* [EXERCISE GOAL]: Find all lines in the listing that include the word "JSON", then copy them.

* [DATA FOR PROCESSING]:
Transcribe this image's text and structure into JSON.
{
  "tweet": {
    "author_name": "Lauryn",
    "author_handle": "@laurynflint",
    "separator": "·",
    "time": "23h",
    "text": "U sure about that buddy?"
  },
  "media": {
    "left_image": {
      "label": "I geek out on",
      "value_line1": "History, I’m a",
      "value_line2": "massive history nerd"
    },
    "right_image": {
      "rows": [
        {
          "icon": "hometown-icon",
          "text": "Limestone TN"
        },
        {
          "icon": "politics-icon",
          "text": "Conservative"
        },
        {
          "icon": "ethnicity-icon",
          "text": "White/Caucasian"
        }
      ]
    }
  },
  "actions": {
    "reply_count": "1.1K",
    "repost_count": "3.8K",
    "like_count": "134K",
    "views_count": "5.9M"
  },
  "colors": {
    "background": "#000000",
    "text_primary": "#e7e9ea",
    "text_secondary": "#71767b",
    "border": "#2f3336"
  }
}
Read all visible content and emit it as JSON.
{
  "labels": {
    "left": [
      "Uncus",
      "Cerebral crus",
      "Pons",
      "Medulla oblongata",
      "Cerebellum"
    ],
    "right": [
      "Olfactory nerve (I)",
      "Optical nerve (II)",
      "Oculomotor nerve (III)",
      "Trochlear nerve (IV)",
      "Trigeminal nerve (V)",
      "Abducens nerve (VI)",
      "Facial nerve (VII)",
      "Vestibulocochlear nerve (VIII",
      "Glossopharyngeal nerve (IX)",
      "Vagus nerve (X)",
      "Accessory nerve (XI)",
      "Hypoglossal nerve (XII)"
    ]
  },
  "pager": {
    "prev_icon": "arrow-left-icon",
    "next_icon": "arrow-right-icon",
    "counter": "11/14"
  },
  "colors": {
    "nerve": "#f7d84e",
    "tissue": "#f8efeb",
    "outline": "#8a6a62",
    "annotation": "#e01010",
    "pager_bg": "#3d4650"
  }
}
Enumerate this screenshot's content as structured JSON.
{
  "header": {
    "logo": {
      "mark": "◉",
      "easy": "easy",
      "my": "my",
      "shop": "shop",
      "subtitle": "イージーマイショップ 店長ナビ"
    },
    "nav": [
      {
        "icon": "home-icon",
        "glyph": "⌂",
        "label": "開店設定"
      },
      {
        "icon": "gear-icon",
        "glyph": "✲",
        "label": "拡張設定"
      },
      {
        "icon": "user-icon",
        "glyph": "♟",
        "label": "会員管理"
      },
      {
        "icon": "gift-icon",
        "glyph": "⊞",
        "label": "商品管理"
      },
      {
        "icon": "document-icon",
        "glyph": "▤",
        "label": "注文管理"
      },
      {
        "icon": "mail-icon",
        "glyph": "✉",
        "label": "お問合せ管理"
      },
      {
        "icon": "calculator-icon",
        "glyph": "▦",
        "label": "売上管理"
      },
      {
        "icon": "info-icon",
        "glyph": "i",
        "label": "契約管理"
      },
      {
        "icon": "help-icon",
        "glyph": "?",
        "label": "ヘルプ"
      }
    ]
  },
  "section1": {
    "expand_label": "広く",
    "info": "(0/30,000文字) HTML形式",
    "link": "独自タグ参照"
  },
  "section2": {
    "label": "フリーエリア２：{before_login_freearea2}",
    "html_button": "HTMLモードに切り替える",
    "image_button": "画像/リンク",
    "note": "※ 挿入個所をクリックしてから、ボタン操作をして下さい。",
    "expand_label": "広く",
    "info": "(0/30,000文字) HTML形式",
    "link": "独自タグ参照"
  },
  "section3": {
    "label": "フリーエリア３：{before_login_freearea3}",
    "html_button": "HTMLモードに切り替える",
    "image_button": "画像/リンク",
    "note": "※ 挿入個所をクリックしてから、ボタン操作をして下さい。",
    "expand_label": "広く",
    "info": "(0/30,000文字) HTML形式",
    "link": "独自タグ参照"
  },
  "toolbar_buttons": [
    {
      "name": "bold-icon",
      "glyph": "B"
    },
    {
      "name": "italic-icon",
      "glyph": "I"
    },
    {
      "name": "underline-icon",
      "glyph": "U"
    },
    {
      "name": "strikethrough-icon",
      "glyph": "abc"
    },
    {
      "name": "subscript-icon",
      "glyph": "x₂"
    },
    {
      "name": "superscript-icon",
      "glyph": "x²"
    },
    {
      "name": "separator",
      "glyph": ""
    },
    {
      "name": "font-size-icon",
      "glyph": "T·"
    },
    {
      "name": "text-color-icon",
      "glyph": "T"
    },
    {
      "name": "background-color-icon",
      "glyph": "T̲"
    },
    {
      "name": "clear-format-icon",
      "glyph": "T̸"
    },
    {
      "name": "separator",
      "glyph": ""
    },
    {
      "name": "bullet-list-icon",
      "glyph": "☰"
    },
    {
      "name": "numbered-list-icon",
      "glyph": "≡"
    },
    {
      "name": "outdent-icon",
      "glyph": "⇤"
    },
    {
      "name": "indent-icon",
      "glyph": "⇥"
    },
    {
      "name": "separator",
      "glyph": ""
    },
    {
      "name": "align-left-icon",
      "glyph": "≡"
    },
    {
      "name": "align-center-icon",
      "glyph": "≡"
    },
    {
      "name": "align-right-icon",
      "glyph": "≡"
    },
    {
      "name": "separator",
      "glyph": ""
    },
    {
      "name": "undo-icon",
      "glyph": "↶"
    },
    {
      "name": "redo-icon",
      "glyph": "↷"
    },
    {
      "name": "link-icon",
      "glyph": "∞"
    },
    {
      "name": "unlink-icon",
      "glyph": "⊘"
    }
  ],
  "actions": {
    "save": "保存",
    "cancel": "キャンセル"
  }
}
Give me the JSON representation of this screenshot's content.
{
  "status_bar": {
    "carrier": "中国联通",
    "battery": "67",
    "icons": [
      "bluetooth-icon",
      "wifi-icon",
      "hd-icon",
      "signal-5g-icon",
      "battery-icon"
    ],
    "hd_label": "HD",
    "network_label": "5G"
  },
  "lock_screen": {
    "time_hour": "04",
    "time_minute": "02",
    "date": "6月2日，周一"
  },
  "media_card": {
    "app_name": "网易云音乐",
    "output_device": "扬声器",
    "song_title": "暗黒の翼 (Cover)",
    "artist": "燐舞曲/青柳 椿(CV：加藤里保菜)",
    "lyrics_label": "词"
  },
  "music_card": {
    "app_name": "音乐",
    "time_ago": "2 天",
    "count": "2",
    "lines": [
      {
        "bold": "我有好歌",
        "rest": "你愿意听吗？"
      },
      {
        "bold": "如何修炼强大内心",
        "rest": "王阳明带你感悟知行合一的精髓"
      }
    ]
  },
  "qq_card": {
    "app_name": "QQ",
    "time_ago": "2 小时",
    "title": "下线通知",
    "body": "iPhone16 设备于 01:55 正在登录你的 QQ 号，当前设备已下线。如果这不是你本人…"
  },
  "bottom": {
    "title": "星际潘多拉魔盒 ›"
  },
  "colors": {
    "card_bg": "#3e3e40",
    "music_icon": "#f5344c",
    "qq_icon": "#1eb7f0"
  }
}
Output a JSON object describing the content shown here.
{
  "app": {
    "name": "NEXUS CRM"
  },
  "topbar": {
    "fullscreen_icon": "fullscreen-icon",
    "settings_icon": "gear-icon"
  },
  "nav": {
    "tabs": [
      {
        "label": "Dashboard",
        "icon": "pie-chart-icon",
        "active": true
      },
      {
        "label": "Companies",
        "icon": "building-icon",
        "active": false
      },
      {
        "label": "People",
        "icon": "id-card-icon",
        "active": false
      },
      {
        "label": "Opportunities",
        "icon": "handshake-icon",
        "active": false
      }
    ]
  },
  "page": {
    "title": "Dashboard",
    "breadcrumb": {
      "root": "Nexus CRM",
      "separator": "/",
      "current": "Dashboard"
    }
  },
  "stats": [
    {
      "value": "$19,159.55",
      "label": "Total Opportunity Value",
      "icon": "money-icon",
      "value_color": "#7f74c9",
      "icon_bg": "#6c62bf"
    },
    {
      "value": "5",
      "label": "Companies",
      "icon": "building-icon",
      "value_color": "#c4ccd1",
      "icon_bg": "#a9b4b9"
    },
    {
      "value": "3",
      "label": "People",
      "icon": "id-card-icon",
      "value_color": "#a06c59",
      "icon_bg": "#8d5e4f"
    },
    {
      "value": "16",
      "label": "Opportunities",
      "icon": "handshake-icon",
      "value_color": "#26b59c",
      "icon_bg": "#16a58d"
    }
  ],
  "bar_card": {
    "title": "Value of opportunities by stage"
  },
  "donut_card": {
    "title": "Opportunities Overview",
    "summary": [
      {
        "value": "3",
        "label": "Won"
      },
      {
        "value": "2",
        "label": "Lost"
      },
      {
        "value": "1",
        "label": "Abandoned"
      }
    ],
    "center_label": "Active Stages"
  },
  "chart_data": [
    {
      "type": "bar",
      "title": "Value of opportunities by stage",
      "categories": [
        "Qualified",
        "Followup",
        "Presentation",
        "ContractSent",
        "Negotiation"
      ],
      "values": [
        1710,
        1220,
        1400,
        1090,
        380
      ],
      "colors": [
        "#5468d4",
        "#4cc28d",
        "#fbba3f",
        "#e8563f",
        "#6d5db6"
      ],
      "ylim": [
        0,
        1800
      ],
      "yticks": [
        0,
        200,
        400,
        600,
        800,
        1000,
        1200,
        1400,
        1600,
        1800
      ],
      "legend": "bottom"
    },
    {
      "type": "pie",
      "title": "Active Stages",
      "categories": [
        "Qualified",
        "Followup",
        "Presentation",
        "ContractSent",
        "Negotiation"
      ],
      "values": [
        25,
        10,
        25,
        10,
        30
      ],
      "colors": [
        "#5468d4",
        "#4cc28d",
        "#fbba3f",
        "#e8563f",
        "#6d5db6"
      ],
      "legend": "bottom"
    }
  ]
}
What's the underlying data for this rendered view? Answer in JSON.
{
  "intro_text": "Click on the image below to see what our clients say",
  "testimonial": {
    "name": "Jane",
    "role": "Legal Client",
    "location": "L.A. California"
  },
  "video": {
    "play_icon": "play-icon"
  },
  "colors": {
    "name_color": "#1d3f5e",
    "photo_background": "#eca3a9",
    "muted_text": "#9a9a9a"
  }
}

* [SOLUTION TO THIS TASK]:
Transcribe this image's text and structure into JSON.
Read all visible content and emit it as JSON.
Enumerate this screenshot's content as structured JSON.
Give me the JSON representation of this screenshot's content.
Output a JSON object describing the content shown here.
What's the underlying data for this rendered view? Answer in JSON.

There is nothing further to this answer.